Written exercise.
Every entry that follows needs to be repeated exactly.
** begin Data for this task **
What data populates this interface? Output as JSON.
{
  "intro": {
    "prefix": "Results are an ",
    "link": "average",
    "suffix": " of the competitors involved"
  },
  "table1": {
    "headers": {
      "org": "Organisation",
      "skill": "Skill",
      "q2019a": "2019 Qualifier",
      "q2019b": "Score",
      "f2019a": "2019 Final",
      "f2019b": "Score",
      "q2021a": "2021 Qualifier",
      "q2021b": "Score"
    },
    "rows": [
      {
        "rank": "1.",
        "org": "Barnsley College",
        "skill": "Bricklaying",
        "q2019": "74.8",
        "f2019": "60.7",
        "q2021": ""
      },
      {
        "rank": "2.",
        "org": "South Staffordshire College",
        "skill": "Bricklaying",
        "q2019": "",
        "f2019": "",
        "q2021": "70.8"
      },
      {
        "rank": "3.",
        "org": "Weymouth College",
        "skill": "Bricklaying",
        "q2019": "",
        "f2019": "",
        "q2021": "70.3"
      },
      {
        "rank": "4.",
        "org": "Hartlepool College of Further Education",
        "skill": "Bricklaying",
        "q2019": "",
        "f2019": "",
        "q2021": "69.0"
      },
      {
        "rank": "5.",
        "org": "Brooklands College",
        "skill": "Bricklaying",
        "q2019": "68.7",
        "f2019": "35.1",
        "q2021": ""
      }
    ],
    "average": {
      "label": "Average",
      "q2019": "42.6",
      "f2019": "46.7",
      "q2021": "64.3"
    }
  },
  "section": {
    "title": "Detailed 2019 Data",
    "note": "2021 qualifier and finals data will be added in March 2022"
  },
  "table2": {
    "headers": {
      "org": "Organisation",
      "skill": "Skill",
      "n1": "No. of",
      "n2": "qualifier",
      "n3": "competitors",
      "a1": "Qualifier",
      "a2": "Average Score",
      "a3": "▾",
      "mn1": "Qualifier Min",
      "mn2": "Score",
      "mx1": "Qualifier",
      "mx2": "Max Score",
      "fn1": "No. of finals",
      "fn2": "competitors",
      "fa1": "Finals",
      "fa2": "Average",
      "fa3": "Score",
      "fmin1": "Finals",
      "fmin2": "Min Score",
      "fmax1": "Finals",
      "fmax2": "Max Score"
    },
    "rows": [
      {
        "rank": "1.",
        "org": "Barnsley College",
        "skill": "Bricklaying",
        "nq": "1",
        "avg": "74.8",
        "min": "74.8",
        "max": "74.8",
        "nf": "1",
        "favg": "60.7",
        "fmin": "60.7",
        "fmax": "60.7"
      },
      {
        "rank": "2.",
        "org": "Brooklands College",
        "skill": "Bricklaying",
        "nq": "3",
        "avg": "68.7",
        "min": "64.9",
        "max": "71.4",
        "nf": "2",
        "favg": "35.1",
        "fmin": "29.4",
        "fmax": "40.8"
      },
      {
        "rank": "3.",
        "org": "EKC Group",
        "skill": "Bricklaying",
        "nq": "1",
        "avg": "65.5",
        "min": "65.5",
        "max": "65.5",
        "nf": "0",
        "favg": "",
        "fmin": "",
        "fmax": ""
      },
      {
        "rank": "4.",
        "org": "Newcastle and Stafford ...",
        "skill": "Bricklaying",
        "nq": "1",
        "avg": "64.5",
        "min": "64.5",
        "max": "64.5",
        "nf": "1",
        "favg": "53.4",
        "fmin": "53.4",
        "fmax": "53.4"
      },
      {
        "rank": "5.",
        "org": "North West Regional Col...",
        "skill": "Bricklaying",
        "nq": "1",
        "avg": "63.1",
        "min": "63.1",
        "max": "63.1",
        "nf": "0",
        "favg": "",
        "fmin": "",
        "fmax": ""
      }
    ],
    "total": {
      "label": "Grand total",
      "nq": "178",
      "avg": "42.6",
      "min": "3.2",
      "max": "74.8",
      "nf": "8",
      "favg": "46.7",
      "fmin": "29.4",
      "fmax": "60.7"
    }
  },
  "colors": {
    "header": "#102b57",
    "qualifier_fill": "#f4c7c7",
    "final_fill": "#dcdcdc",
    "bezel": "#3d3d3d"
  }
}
** end Data for this task **
Result of the task.
What data populates this interface? Output as JSON.
{
  "intro": {
    "prefix": "Results are an ",
    "link": "average",
    "suffix": " of the competitors involved"
  },
  "table1": {
    "headers": {
      "org": "Organisation",
      "skill": "Skill",
      "q2019a": "2019 Qualifier",
      "q2019b": "Score",
      "f2019a": "2019 Final",
      "f2019b": "Score",
      "q2021a": "2021 Qualifier",
      "q2021b": "Score"
    },
    "rows": [
      {
        "rank": "1.",
        "org": "Barnsley College",
        "skill": "Bricklaying",
        "q2019": "74.8",
        "f2019": "60.7",
        "q2021": ""
      },
      {
        "rank": "2.",
        "org": "South Staffordshire College",
        "skill": "Bricklaying",
        "q2019": "",
        "f2019": "",
        "q2021": "70.8"
      },
      {
        "rank": "3.",
        "org": "Weymouth College",
        "skill": "Bricklaying",
        "q2019": "",
        "f2019": "",
        "q2021": "70.3"
      },
      {
        "rank": "4.",
        "org": "Hartlepool College of Further Education",
        "skill": "Bricklaying",
        "q2019": "",
        "f2019": "",
        "q2021": "69.0"
      },
      {
        "rank": "5.",
        "org": "Brooklands College",
        "skill": "Bricklaying",
        "q2019": "68.7",
        "f2019": "35.1",
        "q2021": ""
      }
    ],
    "average": {
      "label": "Average",
      "q2019": "42.6",
      "f2019": "46.7",
      "q2021": "64.3"
    }
  },
  "section": {
    "title": "Detailed 2019 Data",
    "note": "2021 qualifier and finals data will be added in March 2022"
  },
  "table2": {
    "headers": {
      "org": "Organisation",
      "skill": "Skill",
      "n1": "No. of",
      "n2": "qualifier",
      "n3": "competitors",
      "a1": "Qualifier",
      "a2": "Average Score",
      "a3": "▾",
      "mn1": "Qualifier Min",
      "mn2": "Score",
      "mx1": "Qualifier",
      "mx2": "Max Score",
      "fn1": "No. of finals",
      "fn2": "competitors",
      "fa1": "Finals",
      "fa2": "Average",
      "fa3": "Score",
      "fmin1": "Finals",
      "fmin2": "Min Score",
      "fmax1": "Finals",
      "fmax2": "Max Score"
    },
    "rows": [
      {
        "rank": "1.",
        "org": "Barnsley College",
        "skill": "Bricklaying",
        "nq": "1",
        "avg": "74.8",
        "min": "74.8",
        "max": "74.8",
        "nf": "1",
        "favg": "60.7",
        "fmin": "60.7",
        "fmax": "60.7"
      },
      {
        "rank": "2.",
        "org": "Brooklands College",
        "skill": "Bricklaying",
        "nq": "3",
        "avg": "68.7",
        "min": "64.9",
        "max": "71.4",
        "nf": "2",
        "favg": "35.1",
        "fmin": "29.4",
        "fmax": "40.8"
      },
      {
        "rank": "3.",
        "org": "EKC Group",
        "skill": "Bricklaying",
        "nq": "1",
        "avg": "65.5",
        "min": "65.5",
        "max": "65.5",
        "nf": "0",
        "favg": "",
        "fmin": "",
        "fmax": ""
      },
      {
        "rank": "4.",
        "org": "Newcastle and Stafford ...",
        "skill": "Bricklaying",
        "nq": "1",
        "avg": "64.5",
        "min": "64.5",
        "max": "64.5",
        "nf": "1",
        "favg": "53.4",
        "fmin": "53.4",
        "fmax": "53.4"
      },
      {
        "rank": "5.",
        "org": "North West Regional Col...",
        "skill": "Bricklaying",
        "nq": "1",
        "avg": "63.1",
        "min": "63.1",
        "max": "63.1",
        "nf": "0",
        "favg": "",
        "fmin": "",
        "fmax": ""
      }
    ],
    "total": {
      "label": "Grand total",
      "nq": "178",
      "avg": "42.6",
      "min": "3.2",
      "max": "74.8",
      "nf": "8",
      "favg": "46.7",
      "fmin": "29.4",
      "fmax": "60.7"
    }
  },
  "colors": {
    "header": "#102b57",
    "qualifier_fill": "#f4c7c7",
    "final_fill": "#dcdcdc",
    "bezel": "#3d3d3d"
  }
}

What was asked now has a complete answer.